> Work to be completed: Repeat every line of the listing below exactly, minus the pictures.

> Supplied information:
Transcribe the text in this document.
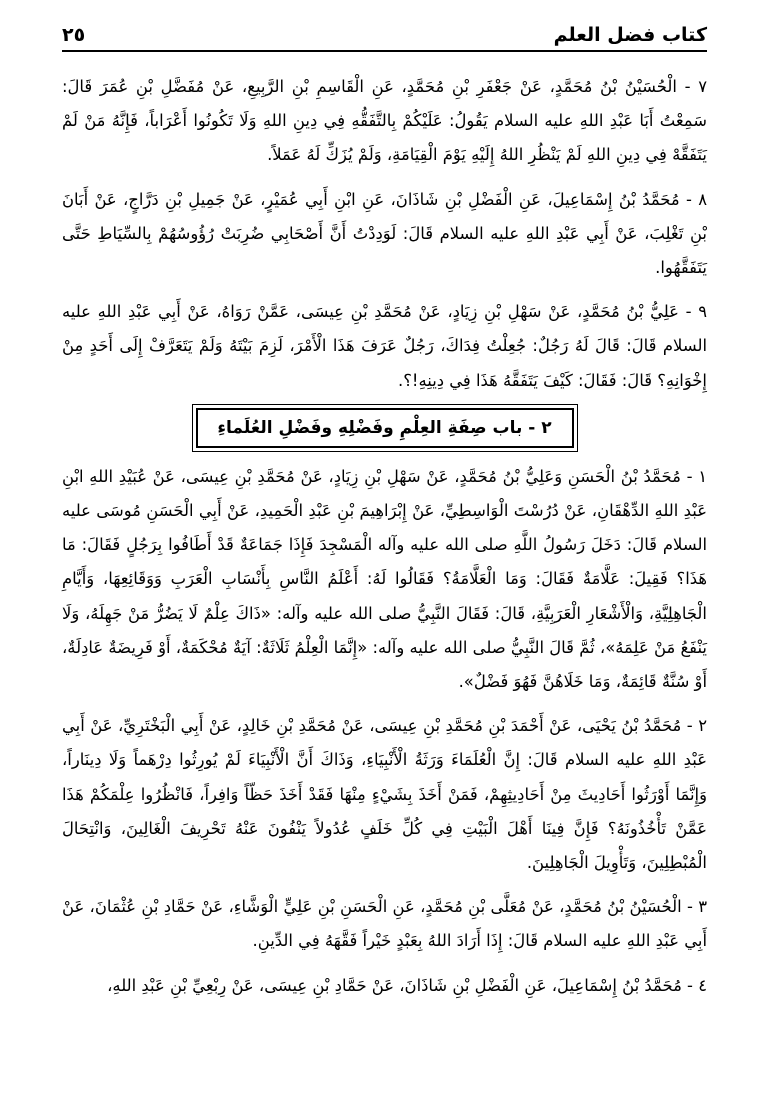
كتاب فضل العلم
٢٥

٧ - الْحُسَيْنُ بْنُ مُحَمَّدٍ، عَنْ جَعْفَرِ بْنِ مُحَمَّدٍ، عَنِ الْقَاسِمِ بْنِ الرَّبِيعِ، عَنْ مُفَضَّلِ بْنِ عُمَرَ قَالَ: سَمِعْتُ أَبَا عَبْدِ اللهِ عليه السلام يَقُولُ: عَلَيْكُمْ بِالتَّفَقُّهِ فِي دِينِ اللهِ وَلَا تَكُونُوا أَعْرَاباً، فَإِنَّهُ مَنْ لَمْ يَتَفَقَّهْ فِي دِينِ اللهِ لَمْ يَنْظُرِ اللهُ إِلَيْهِ يَوْمَ الْقِيَامَةِ، وَلَمْ يُزَكِّ لَهُ عَمَلاً.

٨ - مُحَمَّدُ بْنُ إِسْمَاعِيلَ، عَنِ الْفَضْلِ بْنِ شَاذَانَ، عَنِ ابْنِ أَبِي عُمَيْرٍ، عَنْ جَمِيلِ بْنِ دَرَّاجٍ، عَنْ أَبَانَ بْنِ تَغْلِبَ، عَنْ أَبِي عَبْدِ اللهِ عليه السلام قَالَ: لَوَدِدْتُ أَنَّ أَصْحَابِي ضُرِبَتْ رُؤُوسُهُمْ بِالسِّيَاطِ حَتَّى يَتَفَقَّهُوا.

٩ - عَلِيُّ بْنُ مُحَمَّدٍ، عَنْ سَهْلِ بْنِ زِيَادٍ، عَنْ مُحَمَّدِ بْنِ عِيسَى، عَمَّنْ رَوَاهُ، عَنْ أَبِي عَبْدِ اللهِ عليه السلام قَالَ: قَالَ لَهُ رَجُلٌ: جُعِلْتُ فِدَاكَ، رَجُلٌ عَرَفَ هَذَا الْأَمْرَ، لَزِمَ بَيْتَهُ وَلَمْ يَتَعَرَّفْ إِلَى أَحَدٍ مِنْ إِخْوَانِهِ؟ قَالَ: فَقَالَ: كَيْفَ يَتَفَقَّهُ هَذَا فِي دِينِهِ!؟.

٢ - باب صِفَةِ العِلْمِ وفَضْلِهِ وفَضْلِ العُلَماءِ

١ - مُحَمَّدُ بْنُ الْحَسَنِ وَعَلِيُّ بْنُ مُحَمَّدٍ، عَنْ سَهْلِ بْنِ زِيَادٍ، عَنْ مُحَمَّدِ بْنِ عِيسَى، عَنْ عُبَيْدِ اللهِ ابْنِ عَبْدِ اللهِ الدِّهْقَانِ، عَنْ دُرُسْتَ الْوَاسِطِيِّ، عَنْ إِبْرَاهِيمَ بْنِ عَبْدِ الْحَمِيدِ، عَنْ أَبِي الْحَسَنِ مُوسَى عليه السلام قَالَ: دَخَلَ رَسُولُ اللَّهِ صلى الله عليه وآله الْمَسْجِدَ فَإِذَا جَمَاعَةٌ قَدْ أَطَافُوا بِرَجُلٍ فَقَالَ: مَا هَذَا؟ فَقِيلَ: عَلَّامَةٌ فَقَالَ: وَمَا الْعَلَّامَةُ؟ فَقَالُوا لَهُ: أَعْلَمُ النَّاسِ بِأَنْسَابِ الْعَرَبِ وَوَقَائِعِهَا، وَأَيَّامِ الْجَاهِلِيَّةِ، وَالْأَشْعَارِ الْعَرَبِيَّةِ، قَالَ: فَقَالَ النَّبِيُّ صلى الله عليه وآله: «ذَاكَ عِلْمٌ لَا يَضُرُّ مَنْ جَهِلَهُ، وَلَا يَنْفَعُ مَنْ عَلِمَهُ»، ثُمَّ قَالَ النَّبِيُّ صلى الله عليه وآله: «إِنَّمَا الْعِلْمُ ثَلَاثَةٌ: آيَةٌ مُحْكَمَةٌ، أَوْ فَرِيضَةٌ عَادِلَةٌ، أَوْ سُنَّةٌ قَائِمَةٌ، وَمَا خَلَاهُنَّ فَهُوَ فَضْلٌ».

٢ - مُحَمَّدُ بْنُ يَحْيَى، عَنْ أَحْمَدَ بْنِ مُحَمَّدِ بْنِ عِيسَى، عَنْ مُحَمَّدِ بْنِ خَالِدٍ، عَنْ أَبِي الْبَخْتَرِيِّ، عَنْ أَبِي عَبْدِ اللهِ عليه السلام قَالَ: إِنَّ الْعُلَمَاءَ وَرَثَةُ الْأَنْبِيَاءِ، وَذَاكَ أَنَّ الْأَنْبِيَاءَ لَمْ يُورِثُوا دِرْهَماً وَلَا دِينَاراً، وَإِنَّمَا أَوْرَثُوا أَحَادِيثَ مِنْ أَحَادِيثِهِمْ، فَمَنْ أَخَذَ بِشَيْءٍ مِنْهَا فَقَدْ أَخَذَ حَظّاً وَافِراً، فَانْظُرُوا عِلْمَكُمْ هَذَا عَمَّنْ تَأْخُذُونَهُ؟ فَإِنَّ فِينَا أَهْلَ الْبَيْتِ فِي كُلِّ خَلَفٍ عُدُولاً يَنْفُونَ عَنْهُ تَحْرِيفَ الْغَالِينَ، وَانْتِحَالَ الْمُبْطِلِينَ، وَتَأْوِيلَ الْجَاهِلِينَ.

٣ - الْحُسَيْنُ بْنُ مُحَمَّدٍ، عَنْ مُعَلَّى بْنِ مُحَمَّدٍ، عَنِ الْحَسَنِ بْنِ عَلِيٍّ الْوَشَّاءِ، عَنْ حَمَّادِ بْنِ عُثْمَانَ، عَنْ أَبِي عَبْدِ اللهِ عليه السلام قَالَ: إِذَا أَرَادَ اللهُ بِعَبْدٍ خَيْراً فَقَّهَهُ فِي الدِّينِ.

٤ - مُحَمَّدُ بْنُ إِسْمَاعِيلَ، عَنِ الْفَضْلِ بْنِ شَاذَانَ، عَنْ حَمَّادِ بْنِ عِيسَى، عَنْ رِبْعِيِّ بْنِ عَبْدِ اللهِ،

> Solution for this task:
Transcribe the text in this document.
كتاب فضل العلم
٢٥

٧ - الْحُسَيْنُ بْنُ مُحَمَّدٍ، عَنْ جَعْفَرِ بْنِ مُحَمَّدٍ، عَنِ الْقَاسِمِ بْنِ الرَّبِيعِ، عَنْ مُفَضَّلِ بْنِ عُمَرَ قَالَ: سَمِعْتُ أَبَا عَبْدِ اللهِ عليه السلام يَقُولُ: عَلَيْكُمْ بِالتَّفَقُّهِ فِي دِينِ اللهِ وَلَا تَكُونُوا أَعْرَاباً، فَإِنَّهُ مَنْ لَمْ يَتَفَقَّهْ فِي دِينِ اللهِ لَمْ يَنْظُرِ اللهُ إِلَيْهِ يَوْمَ الْقِيَامَةِ، وَلَمْ يُزَكِّ لَهُ عَمَلاً.

٨ - مُحَمَّدُ بْنُ إِسْمَاعِيلَ، عَنِ الْفَضْلِ بْنِ شَاذَانَ، عَنِ ابْنِ أَبِي عُمَيْرٍ، عَنْ جَمِيلِ بْنِ دَرَّاجٍ، عَنْ أَبَانَ بْنِ تَغْلِبَ، عَنْ أَبِي عَبْدِ اللهِ عليه السلام قَالَ: لَوَدِدْتُ أَنَّ أَصْحَابِي ضُرِبَتْ رُؤُوسُهُمْ بِالسِّيَاطِ حَتَّى يَتَفَقَّهُوا.

٩ - عَلِيُّ بْنُ مُحَمَّدٍ، عَنْ سَهْلِ بْنِ زِيَادٍ، عَنْ مُحَمَّدِ بْنِ عِيسَى، عَمَّنْ رَوَاهُ، عَنْ أَبِي عَبْدِ اللهِ عليه السلام قَالَ: قَالَ لَهُ رَجُلٌ: جُعِلْتُ فِدَاكَ، رَجُلٌ عَرَفَ هَذَا الْأَمْرَ، لَزِمَ بَيْتَهُ وَلَمْ يَتَعَرَّفْ إِلَى أَحَدٍ مِنْ إِخْوَانِهِ؟ قَالَ: فَقَالَ: كَيْفَ يَتَفَقَّهُ هَذَا فِي دِينِهِ!؟.

٢ - باب صِفَةِ العِلْمِ وفَضْلِهِ وفَضْلِ العُلَماءِ

١ - مُحَمَّدُ بْنُ الْحَسَنِ وَعَلِيُّ بْنُ مُحَمَّدٍ، عَنْ سَهْلِ بْنِ زِيَادٍ، عَنْ مُحَمَّدِ بْنِ عِيسَى، عَنْ عُبَيْدِ اللهِ ابْنِ عَبْدِ اللهِ الدِّهْقَانِ، عَنْ دُرُسْتَ الْوَاسِطِيِّ، عَنْ إِبْرَاهِيمَ بْنِ عَبْدِ الْحَمِيدِ، عَنْ أَبِي الْحَسَنِ مُوسَى عليه السلام قَالَ: دَخَلَ رَسُولُ اللَّهِ صلى الله عليه وآله الْمَسْجِدَ فَإِذَا جَمَاعَةٌ قَدْ أَطَافُوا بِرَجُلٍ فَقَالَ: مَا هَذَا؟ فَقِيلَ: عَلَّامَةٌ فَقَالَ: وَمَا الْعَلَّامَةُ؟ فَقَالُوا لَهُ: أَعْلَمُ النَّاسِ بِأَنْسَابِ الْعَرَبِ وَوَقَائِعِهَا، وَأَيَّامِ الْجَاهِلِيَّةِ، وَالْأَشْعَارِ الْعَرَبِيَّةِ، قَالَ: فَقَالَ النَّبِيُّ صلى الله عليه وآله: «ذَاكَ عِلْمٌ لَا يَضُرُّ مَنْ جَهِلَهُ، وَلَا يَنْفَعُ مَنْ عَلِمَهُ»، ثُمَّ قَالَ النَّبِيُّ صلى الله عليه وآله: «إِنَّمَا الْعِلْمُ ثَلَاثَةٌ: آيَةٌ مُحْكَمَةٌ، أَوْ فَرِيضَةٌ عَادِلَةٌ، أَوْ سُنَّةٌ قَائِمَةٌ، وَمَا خَلَاهُنَّ فَهُوَ فَضْلٌ».

٢ - مُحَمَّدُ بْنُ يَحْيَى، عَنْ أَحْمَدَ بْنِ مُحَمَّدِ بْنِ عِيسَى، عَنْ مُحَمَّدِ بْنِ خَالِدٍ، عَنْ أَبِي الْبَخْتَرِيِّ، عَنْ أَبِي عَبْدِ اللهِ عليه السلام قَالَ: إِنَّ الْعُلَمَاءَ وَرَثَةُ الْأَنْبِيَاءِ، وَذَاكَ أَنَّ الْأَنْبِيَاءَ لَمْ يُورِثُوا دِرْهَماً وَلَا دِينَاراً، وَإِنَّمَا أَوْرَثُوا أَحَادِيثَ مِنْ أَحَادِيثِهِمْ، فَمَنْ أَخَذَ بِشَيْءٍ مِنْهَا فَقَدْ أَخَذَ حَظّاً وَافِراً، فَانْظُرُوا عِلْمَكُمْ هَذَا عَمَّنْ تَأْخُذُونَهُ؟ فَإِنَّ فِينَا أَهْلَ الْبَيْتِ فِي كُلِّ خَلَفٍ عُدُولاً يَنْفُونَ عَنْهُ تَحْرِيفَ الْغَالِينَ، وَانْتِحَالَ الْمُبْطِلِينَ، وَتَأْوِيلَ الْجَاهِلِينَ.

٣ - الْحُسَيْنُ بْنُ مُحَمَّدٍ، عَنْ مُعَلَّى بْنِ مُحَمَّدٍ، عَنِ الْحَسَنِ بْنِ عَلِيٍّ الْوَشَّاءِ، عَنْ حَمَّادِ بْنِ عُثْمَانَ، عَنْ أَبِي عَبْدِ اللهِ عليه السلام قَالَ: إِذَا أَرَادَ اللهُ بِعَبْدٍ خَيْراً فَقَّهَهُ فِي الدِّينِ.

٤ - مُحَمَّدُ بْنُ إِسْمَاعِيلَ، عَنِ الْفَضْلِ بْنِ شَاذَانَ، عَنْ حَمَّادِ بْنِ عِيسَى، عَنْ رِبْعِيِّ بْنِ عَبْدِ اللهِ،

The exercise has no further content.